* _Data records_:
++++++++++++++++++++

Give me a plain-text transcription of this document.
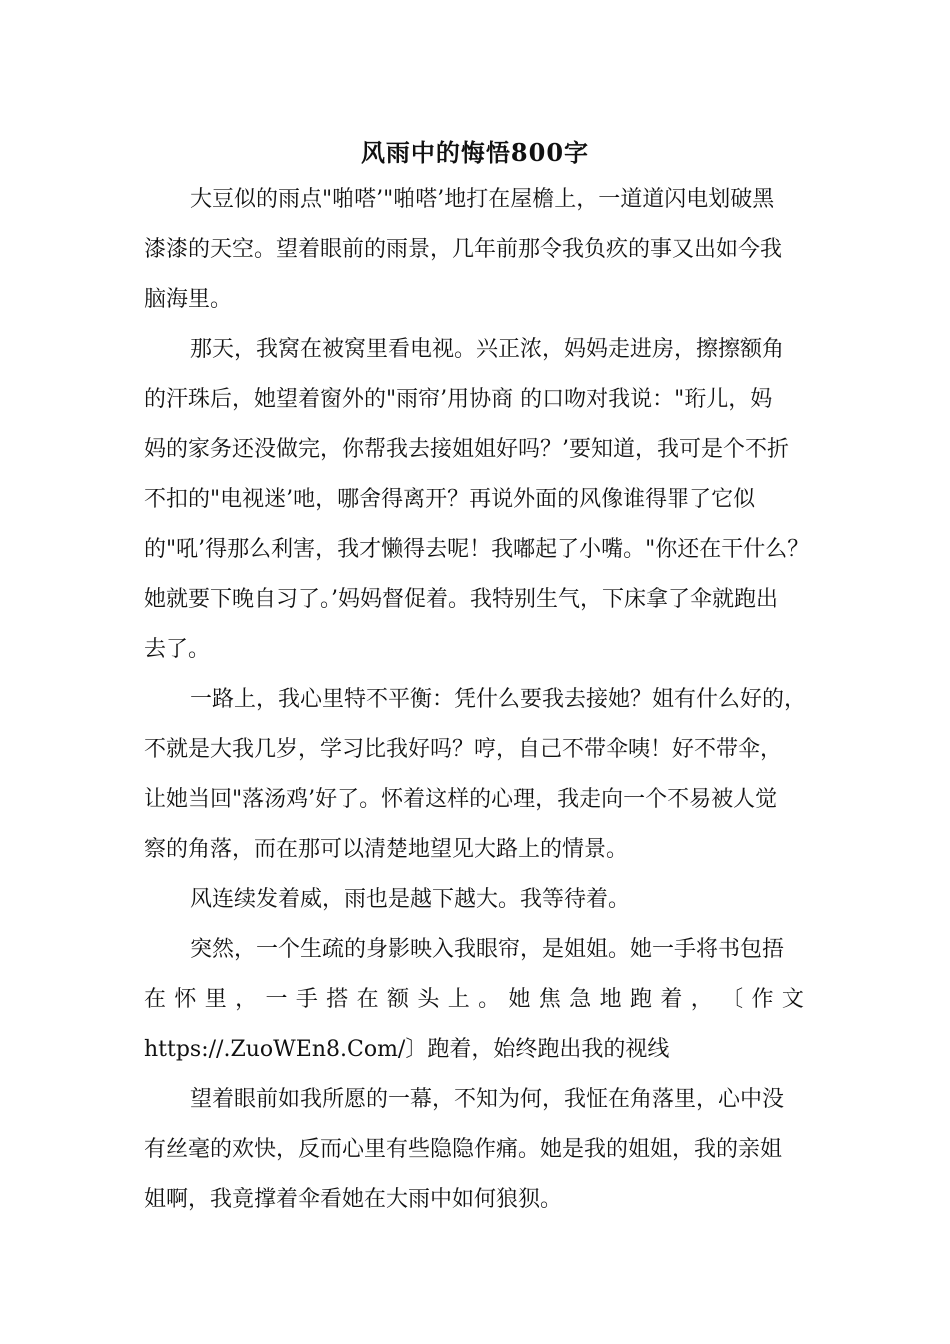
风雨中的悔悟800字
大豆似的雨点"啪嗒’"啪嗒’地打在屋檐上，一道道闪电划破黑
漆漆的天空。望着眼前的雨景，几年前那令我负疚的事又出如今我
脑海里。
那天，我窝在被窝里看电视。兴正浓，妈妈走进房，擦擦额角
的汗珠后，她望着窗外的"雨帘’用协商 的口吻对我说："珩儿，妈
妈的家务还没做完，你帮我去接姐姐好吗？’要知道，我可是个不折
不扣的"电视迷’吔，哪舍得离开？再说外面的风像谁得罪了它似
的"吼’得那么利害，我才懒得去呢！我嘟起了小嘴。"你还在干什么？
她就要下晚自习了。’妈妈督促着。我特别生气，下床拿了伞就跑出
去了。
一路上，我心里特不平衡：凭什么要我去接她？姐有什么好的，
不就是大我几岁，学习比我好吗？哼，自己不带伞咦！好不带伞，
让她当回"落汤鸡’好了。怀着这样的心理，我走向一个不易被人觉
察的角落，而在那可以清楚地望见大路上的情景。
风连续发着威，雨也是越下越大。我等待着。
突然，一个生疏的身影映入我眼帘，是姐姐。她一手将书包捂
在 怀 里 ， 一 手 搭 在 额 头 上 。 她 焦 急 地 跑 着 ， 〔 作 文
https://.ZuoWEn8.Com/〕跑着，始终跑出我的视线
望着眼前如我所愿的一幕，不知为何，我怔在角落里，心中没
有丝毫的欢快，反而心里有些隐隐作痛。她是我的姐姐，我的亲姐
姐啊，我竟撑着伞看她在大雨中如何狼狈。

++++++++++++++++++++

* _AIM OF THE EXERCISE_: Transcribe all the records above word for word, without their images.

* _FINAL RESULT_:
Give me a plain-text transcription of this document.
风雨中的悔悟800字
大豆似的雨点"啪嗒’"啪嗒’地打在屋檐上，一道道闪电划破黑
漆漆的天空。望着眼前的雨景，几年前那令我负疚的事又出如今我
脑海里。
那天，我窝在被窝里看电视。兴正浓，妈妈走进房，擦擦额角
的汗珠后，她望着窗外的"雨帘’用协商 的口吻对我说："珩儿，妈
妈的家务还没做完，你帮我去接姐姐好吗？’要知道，我可是个不折
不扣的"电视迷’吔，哪舍得离开？再说外面的风像谁得罪了它似
的"吼’得那么利害，我才懒得去呢！我嘟起了小嘴。"你还在干什么？
她就要下晚自习了。’妈妈督促着。我特别生气，下床拿了伞就跑出
去了。
一路上，我心里特不平衡：凭什么要我去接她？姐有什么好的，
不就是大我几岁，学习比我好吗？哼，自己不带伞咦！好不带伞，
让她当回"落汤鸡’好了。怀着这样的心理，我走向一个不易被人觉
察的角落，而在那可以清楚地望见大路上的情景。
风连续发着威，雨也是越下越大。我等待着。
突然，一个生疏的身影映入我眼帘，是姐姐。她一手将书包捂
在 怀 里 ， 一 手 搭 在 额 头 上 。 她 焦 急 地 跑 着 ， 〔 作 文
https://.ZuoWEn8.Com/〕跑着，始终跑出我的视线
望着眼前如我所愿的一幕，不知为何，我怔在角落里，心中没
有丝毫的欢快，反而心里有些隐隐作痛。她是我的姐姐，我的亲姐
姐啊，我竟撑着伞看她在大雨中如何狼狈。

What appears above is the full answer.